Find the string "Выбрано" and gather every line that holds it.

====== DATASET ROWS

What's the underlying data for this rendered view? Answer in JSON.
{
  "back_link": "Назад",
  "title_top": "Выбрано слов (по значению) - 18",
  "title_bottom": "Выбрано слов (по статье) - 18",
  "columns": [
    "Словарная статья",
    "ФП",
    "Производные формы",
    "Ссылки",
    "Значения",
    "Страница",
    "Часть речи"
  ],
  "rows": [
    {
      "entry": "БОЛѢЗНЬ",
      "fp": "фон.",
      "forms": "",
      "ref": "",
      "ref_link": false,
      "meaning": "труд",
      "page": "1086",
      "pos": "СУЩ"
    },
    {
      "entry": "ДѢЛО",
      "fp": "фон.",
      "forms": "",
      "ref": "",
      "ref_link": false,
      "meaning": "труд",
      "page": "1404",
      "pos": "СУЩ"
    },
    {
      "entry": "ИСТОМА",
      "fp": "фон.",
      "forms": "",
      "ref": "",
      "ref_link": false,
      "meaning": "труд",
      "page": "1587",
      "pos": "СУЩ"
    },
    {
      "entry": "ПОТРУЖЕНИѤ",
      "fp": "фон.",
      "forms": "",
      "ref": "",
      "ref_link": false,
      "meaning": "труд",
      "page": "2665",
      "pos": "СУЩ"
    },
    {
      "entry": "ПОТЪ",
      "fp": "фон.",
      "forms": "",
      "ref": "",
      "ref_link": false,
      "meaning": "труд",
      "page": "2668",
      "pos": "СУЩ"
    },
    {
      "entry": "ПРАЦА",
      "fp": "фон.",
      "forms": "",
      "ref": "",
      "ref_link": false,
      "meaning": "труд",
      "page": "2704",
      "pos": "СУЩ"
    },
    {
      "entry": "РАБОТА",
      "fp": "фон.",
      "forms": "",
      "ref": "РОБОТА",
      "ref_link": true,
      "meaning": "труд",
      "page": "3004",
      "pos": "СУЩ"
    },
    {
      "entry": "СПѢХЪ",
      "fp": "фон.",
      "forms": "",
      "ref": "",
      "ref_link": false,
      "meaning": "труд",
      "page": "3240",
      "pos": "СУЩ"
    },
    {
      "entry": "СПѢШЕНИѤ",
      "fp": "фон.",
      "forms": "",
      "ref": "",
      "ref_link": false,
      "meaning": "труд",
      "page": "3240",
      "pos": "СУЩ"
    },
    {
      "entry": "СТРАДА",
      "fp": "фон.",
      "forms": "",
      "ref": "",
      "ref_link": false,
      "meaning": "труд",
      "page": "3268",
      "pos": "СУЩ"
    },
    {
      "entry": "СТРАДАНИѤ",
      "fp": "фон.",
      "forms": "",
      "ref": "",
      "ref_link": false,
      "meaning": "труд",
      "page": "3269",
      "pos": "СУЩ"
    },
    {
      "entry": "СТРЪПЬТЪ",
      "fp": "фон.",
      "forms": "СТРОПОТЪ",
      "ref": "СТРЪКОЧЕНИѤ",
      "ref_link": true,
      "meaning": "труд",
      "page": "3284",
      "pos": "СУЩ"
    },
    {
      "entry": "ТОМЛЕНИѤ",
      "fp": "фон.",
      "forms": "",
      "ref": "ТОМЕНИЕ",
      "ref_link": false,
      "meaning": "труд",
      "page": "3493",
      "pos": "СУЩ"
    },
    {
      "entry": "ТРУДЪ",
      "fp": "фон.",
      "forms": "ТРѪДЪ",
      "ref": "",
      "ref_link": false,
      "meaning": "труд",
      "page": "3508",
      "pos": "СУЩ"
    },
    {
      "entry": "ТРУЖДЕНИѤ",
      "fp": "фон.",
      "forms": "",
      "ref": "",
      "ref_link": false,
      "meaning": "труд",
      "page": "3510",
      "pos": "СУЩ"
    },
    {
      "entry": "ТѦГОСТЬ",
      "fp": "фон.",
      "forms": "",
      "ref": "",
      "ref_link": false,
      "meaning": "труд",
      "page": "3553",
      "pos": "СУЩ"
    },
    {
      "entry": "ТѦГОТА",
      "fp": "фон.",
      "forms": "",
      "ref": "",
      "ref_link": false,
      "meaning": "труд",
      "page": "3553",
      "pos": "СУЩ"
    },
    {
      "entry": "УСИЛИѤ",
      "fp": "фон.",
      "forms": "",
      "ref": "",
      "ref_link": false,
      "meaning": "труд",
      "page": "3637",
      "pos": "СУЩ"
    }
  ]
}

============

**THE RESULT:**
  "title_top": "Выбрано слов (по значению) - 18",
  "title_bottom": "Выбрано слов (по статье) - 18",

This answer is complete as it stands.